**WHAT YOU NEED TO DO**
Can you transcribe every line exactly and leave the pictures behind?

▼

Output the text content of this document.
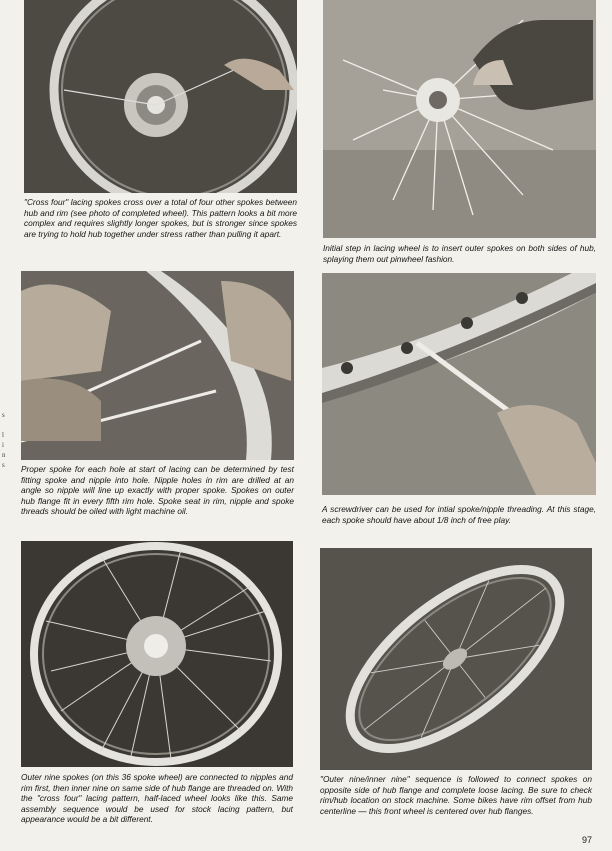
"Cross four" lacing spokes cross over a total of four other spokes between hub and rim (see photo of completed wheel). This pattern looks a bit more complex and requires slightly longer spokes, but is stronger since spokes are trying to hold hub together under stress rather than pulling it apart.

Initial step in lacing wheel is to insert outer spokes on both sides of hub, splaying them out pinwheel fashion.

Proper spoke for each hole at start of lacing can be determined by test fitting spoke and nipple into hole. Nipple holes in rim are drilled at an angle so nipple will line up exactly with proper spoke. Spokes on outer hub flange fit in every fifth rim hole. Spoke seat in rim, nipple and spoke threads should be oiled with light machine oil.	A screwdriver can be used for intial spoke/nipple threading. At this stage, each spoke should have about 1/8 inch of free play.

Outer nine spokes (on this 36 spoke wheel) are connected to nipples and rim first, then inner nine on same side of hub flange are threaded on. With the "cross four" lacing pattern, half-laced wheel looks like this. Same assembly sequence would be used for stock lacing pattern, but appearance would be a bit different.

"Outer nine/inner nine" sequence is followed to connect spokes on opposite side of hub flange and complete loose lacing. Be sure to check rim/hub location on stock machine. Some bikes have rim offset from hub centerline — this front wheel is centered over hub flanges.

s

l
i
n
s
97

▲

**REPLY**
Output the text content of this document.
"Cross four" lacing spokes cross over a total of four other spokes between hub and rim (see photo of completed wheel). This pattern looks a bit more complex and requires slightly longer spokes, but is stronger since spokes are trying to hold hub together under stress rather than pulling it apart.

Initial step in lacing wheel is to insert outer spokes on both sides of hub, splaying them out pinwheel fashion.

Proper spoke for each hole at start of lacing can be determined by test fitting spoke and nipple into hole. Nipple holes in rim are drilled at an angle so nipple will line up exactly with proper spoke. Spokes on outer hub flange fit in every fifth rim hole. Spoke seat in rim, nipple and spoke threads should be oiled with light machine oil.	A screwdriver can be used for intial spoke/nipple threading. At this stage, each spoke should have about 1/8 inch of free play.

Outer nine spokes (on this 36 spoke wheel) are connected to nipples and rim first, then inner nine on same side of hub flange are threaded on. With the "cross four" lacing pattern, half-laced wheel looks like this. Same assembly sequence would be used for stock lacing pattern, but appearance would be a bit different.

"Outer nine/inner nine" sequence is followed to connect spokes on opposite side of hub flange and complete loose lacing. Be sure to check rim/hub location on stock machine. Some bikes have rim offset from hub centerline — this front wheel is centered over hub flanges.

s

l
i
n
s
97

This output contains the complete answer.